**Challenge:**
Lines containing the string "chevron" are to be counted; report the total by itself.

Some records:
** BEGIN **

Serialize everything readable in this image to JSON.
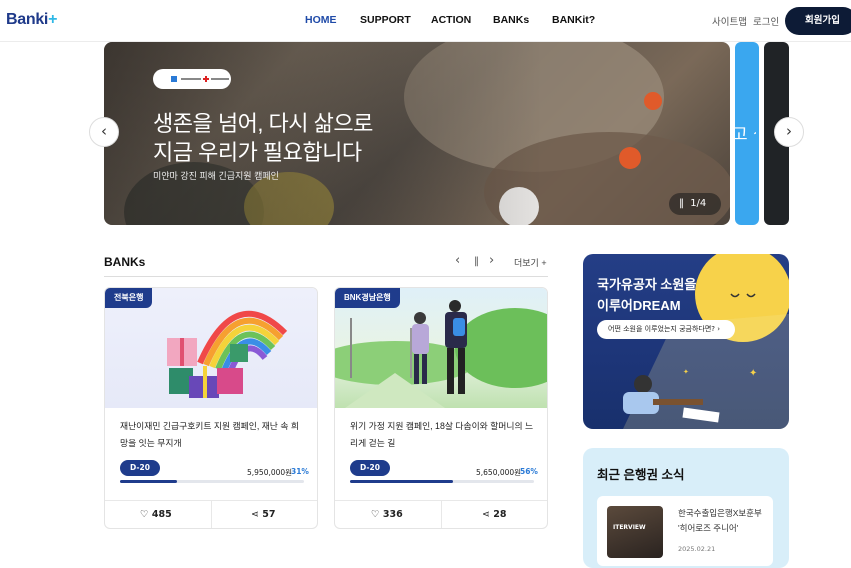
{
  "header": {
    "logo_text": "Banki",
    "logo_plus": "+",
    "nav": [
      {
        "label": "HOME",
        "active": true
      },
      {
        "label": "SUPPORT",
        "active": false
      },
      {
        "label": "ACTION",
        "active": false
      },
      {
        "label": "BANKs",
        "active": false
      },
      {
        "label": "BANKit?",
        "active": false
      }
    ],
    "sitemap_label": "사이트맵",
    "login_label": "로그인",
    "signup_label": "회원가입"
  },
  "hero": {
    "title_line1": "생존을 넘어, 다시 삶으로",
    "title_line2": "지금 우리가 필요합니다",
    "subtitle": "미얀마 강진 피해 긴급지원 캠페인",
    "counter": "1/4",
    "next_peek_text": "고 싶",
    "prev_icon": "chevron-left-icon",
    "next_icon": "chevron-right-icon",
    "pause_icon": "pause-icon"
  },
  "banks_section": {
    "title": "BANKs",
    "more_label": "더보기",
    "cards": [
      {
        "bank": "전북은행",
        "title": "재난이재민 긴급구호키트 지원 캠페인, 재난 속 희망을 잇는 무지개",
        "dday": "D-20",
        "amount": "5,950,000원",
        "percent": "31%",
        "progress": 0.31,
        "likes": "485",
        "shares": "57"
      },
      {
        "bank": "BNK경남은행",
        "title": "위기 가정 지원 캠페인, 18살 다솜이와 할머니의 느리게 걷는 길",
        "dday": "D-20",
        "amount": "5,650,000원",
        "percent": "56%",
        "progress": 0.56,
        "likes": "336",
        "shares": "28"
      }
    ]
  },
  "promo": {
    "title_line1": "국가유공자 소원을",
    "title_line2": "이루어DREAM",
    "button_label": "어떤 소원을 이루었는지 궁금하다면? ›"
  },
  "news": {
    "title": "최근 은행권 소식",
    "item_title": "한국수출입은행X보훈부 '히어로즈 주니어'",
    "item_date": "2025.02.21",
    "thumb_label": "ITERVIEW"
  },
  "colors": {
    "brand_navy": "#1f3c8c",
    "accent_blue": "#2a7ad6",
    "signup_bg": "#0d1b36"
  }
}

** END **

**Problem solution:**
2